- Short task: Starting at the line that contains "Transcribe the text in this document.", reproduce every line through the end of the entries below, with no pictures in the copy.

- Provided entries:
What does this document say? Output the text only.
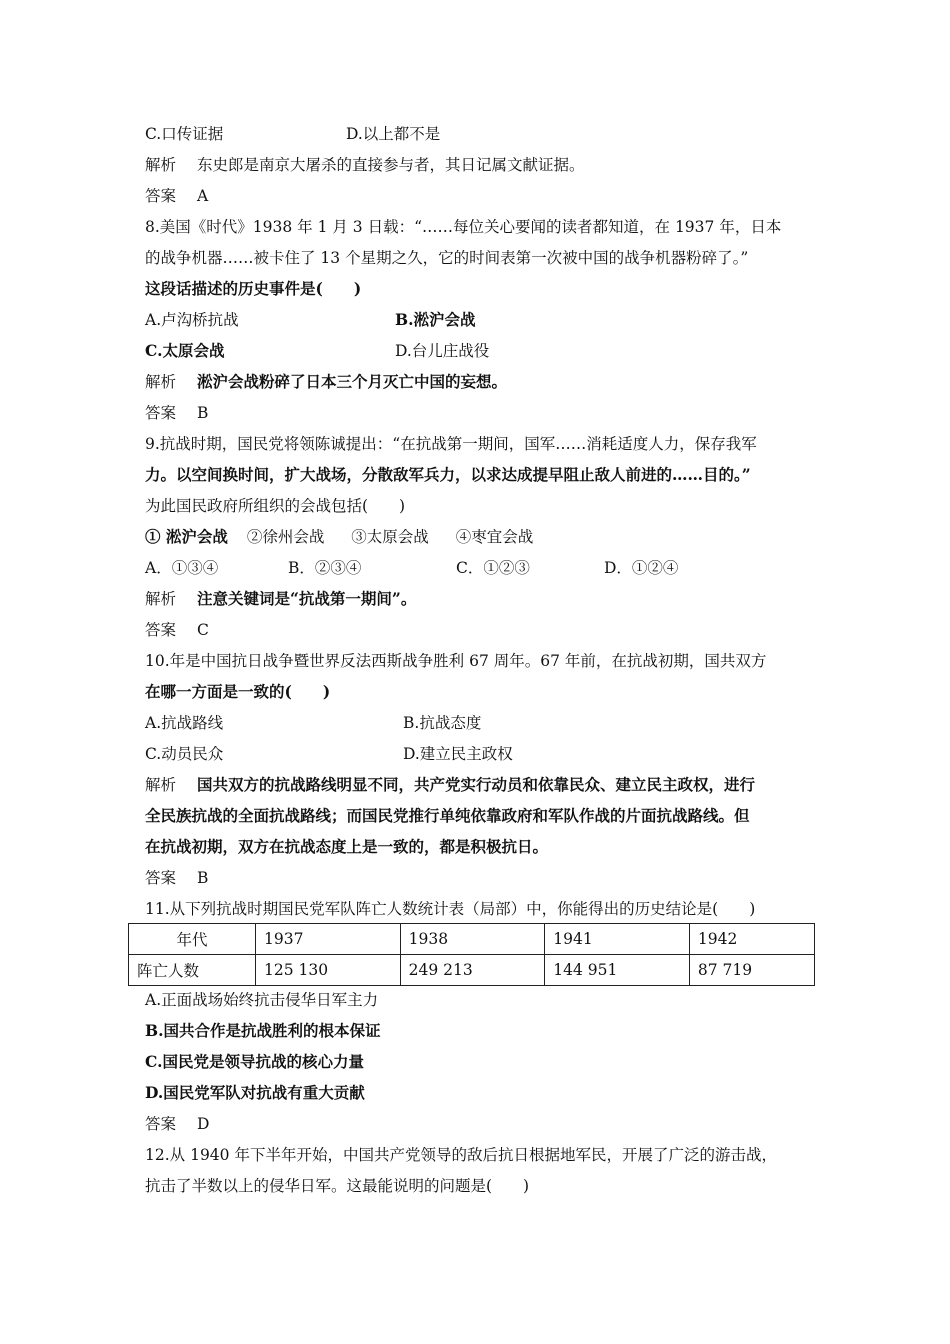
C.口传证据	D.以上都不是
解析 东史郎是南京大屠杀的直接参与者，其日记属文献证据。
答案 A
8.美国《时代》1938 年 1 月 3 日载：“……每位关心要闻的读者都知道，在 1937 年，日本
的战争机器……被卡住了 13 个星期之久，它的时间表第一次被中国的战争机器粉碎了。”
这段话描述的历史事件是(　　)
A.卢沟桥抗战	B.淞沪会战
C.太原会战	D.台儿庄战役
解析 淞沪会战粉碎了日本三个月灭亡中国的妄想。
答案 B
9.抗战时期，国民党将领陈诚提出：“在抗战第一期间，国军……消耗适度人力，保存我军
力。以空间换时间，扩大战场，分散敌军兵力，以求达成提早阻止敌人前进的……目的。”
为此国民政府所组织的会战包括(　　)
① 淞沪会战 ②徐州会战 ③太原会战 ④枣宜会战
A．①③④	B．②③④	C．①②③	D．①②④
解析 注意关键词是“抗战第一期间”。
答案 C
10.年是中国抗日战争暨世界反法西斯战争胜利 67 周年。67 年前，在抗战初期，国共双方
在哪一方面是一致的(　　)
A.抗战路线	B.抗战态度
C.动员民众	D.建立民主政权
解析 国共双方的抗战路线明显不同，共产党实行动员和依靠民众、建立民主政权，进行
全民族抗战的全面抗战路线；而国民党推行单纯依靠政府和军队作战的片面抗战路线。但
在抗战初期，双方在抗战态度上是一致的，都是积极抗日。
答案 B
11.从下列抗战时期国民党军队阵亡人数统计表（局部）中，你能得出的历史结论是(　　)
年代	1937	1938	1941	1942
阵亡人数	125 130	249 213	144 951	87 719
A.正面战场始终抗击侵华日军主力
B.国共合作是抗战胜利的根本保证
C.国民党是领导抗战的核心力量
D.国民党军队对抗战有重大贡献
答案 D
12.从 1940 年下半年开始，中国共产党领导的敌后抗日根据地军民，开展了广泛的游击战，
抗击了半数以上的侵华日军。这最能说明的问题是(　　)
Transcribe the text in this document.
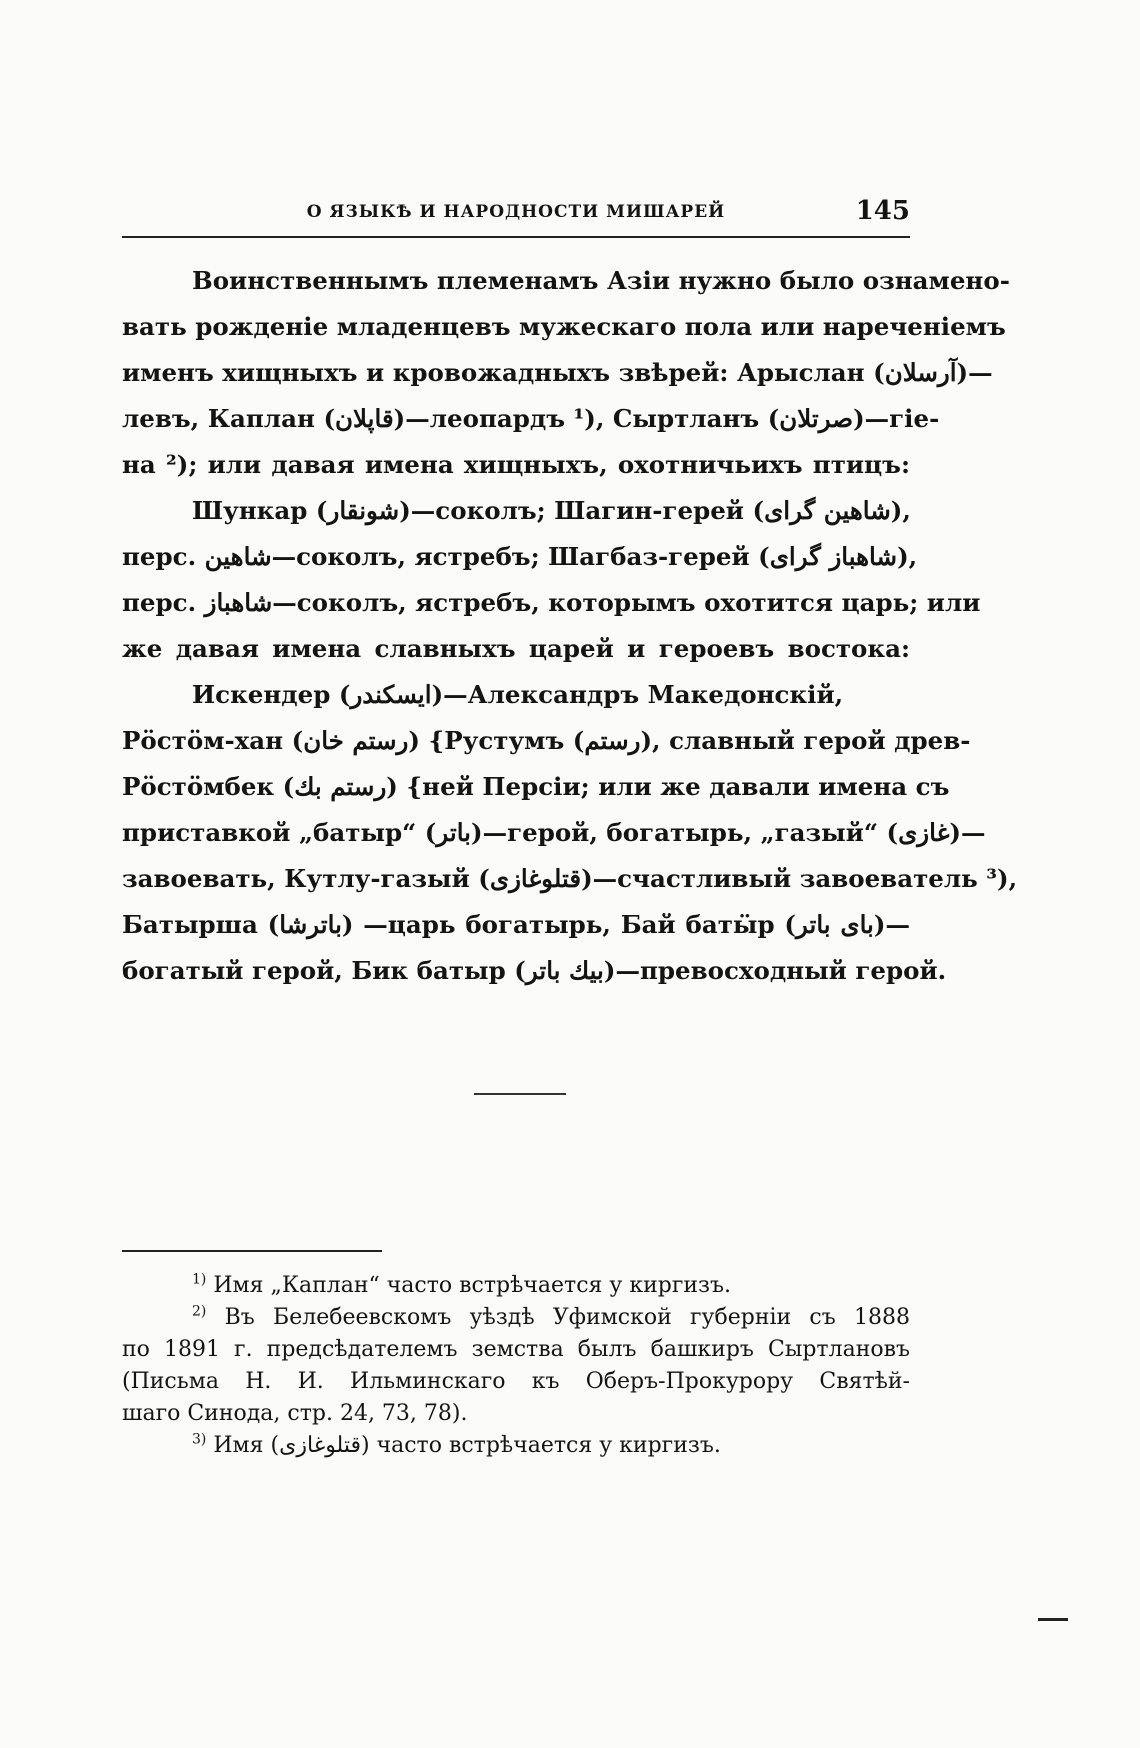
О ЯЗЫКѢ И НАРОДНОСТИ МИШАРЕЙ	145
Воинственнымъ племенамъ Азіи нужно было ознамено-
вать рожденіе младенцевъ мужескаго пола или нареченіемъ
именъ хищныхъ и кровожадныхъ звѣрей: Арыслан (آرسلان)—
левъ, Каплан (قاپلان)—леопардъ ¹), Сыртланъ (صرتلان)—гіе-
на ²); или давая имена хищныхъ, охотничьихъ птицъ:
Шункар (شونقار)—соколъ; Шагин-герей (شاهين گرای),
перс. شاهين—соколъ, ястребъ; Шагбаз-герей (شاهباز گرای),
перс. شاهباز—соколъ, ястребъ, которымъ охотится царь; или
же давая имена славныхъ царей и героевъ востока:
Искендер (ايسكندر)—Александръ Македонскій,
Рӧстӧм-хан (رستم خان) {Рустумъ (رستم), славный герой древ-
Рӧстӧмбек (رستم بك) {ней Персіи; или же давали имена съ
приставкой „батыр“ (باتر)—герой, богатырь, „газый“ (غازی)—
завоевать, Кутлу-газый (قتلوغازی)—счастливый завоеватель ³),
Батырша (باترشا) —царь богатырь, Бай батӹр (بای باتر)—
богатый герой, Бик батыр (بيك باتر)—превосходный герой.
$^{1)}$ Имя „Каплан“ часто встрѣчается у киргизъ.
$^{2)}$ Въ Белебеевскомъ уѣздѣ Уфимской губерніи съ 1888
по 1891 г. предсѣдателемъ земства былъ башкиръ Сыртлановъ
(Письма Н. И. Ильминскаго къ Оберъ-Прокурору Святѣй-
шаго Синода, стр. 24, 73, 78).
$^{3)}$ Имя (قتلوغازی) часто встрѣчается у киргизъ.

- Complete response:
Transcribe the text in this document.
О ЯЗЫКѢ И НАРОДНОСТИ МИШАРЕЙ	145
Воинственнымъ племенамъ Азіи нужно было ознамено-
вать рожденіе младенцевъ мужескаго пола или нареченіемъ
именъ хищныхъ и кровожадныхъ звѣрей: Арыслан (آرسلان)—
левъ, Каплан (قاپلان)—леопардъ ¹), Сыртланъ (صرتلان)—гіе-
на ²); или давая имена хищныхъ, охотничьихъ птицъ:
Шункар (شونقار)—соколъ; Шагин-герей (شاهين گرای),
перс. شاهين—соколъ, ястребъ; Шагбаз-герей (شاهباز گرای),
перс. شاهباز—соколъ, ястребъ, которымъ охотится царь; или
же давая имена славныхъ царей и героевъ востока:
Искендер (ايسكندر)—Александръ Македонскій,
Рӧстӧм-хан (رستم خان) {Рустумъ (رستم), славный герой древ-
Рӧстӧмбек (رستم بك) {ней Персіи; или же давали имена съ
приставкой „батыр“ (باتر)—герой, богатырь, „газый“ (غازی)—
завоевать, Кутлу-газый (قتلوغازی)—счастливый завоеватель ³),
Батырша (باترشا) —царь богатырь, Бай батӹр (بای باتر)—
богатый герой, Бик батыр (بيك باتر)—превосходный герой.
$^{1)}$ Имя „Каплан“ часто встрѣчается у киргизъ.
$^{2)}$ Въ Белебеевскомъ уѣздѣ Уфимской губерніи съ 1888
по 1891 г. предсѣдателемъ земства былъ башкиръ Сыртлановъ
(Письма Н. И. Ильминскаго къ Оберъ-Прокурору Святѣй-
шаго Синода, стр. 24, 73, 78).
$^{3)}$ Имя (قتلوغازی) часто встрѣчается у киргизъ.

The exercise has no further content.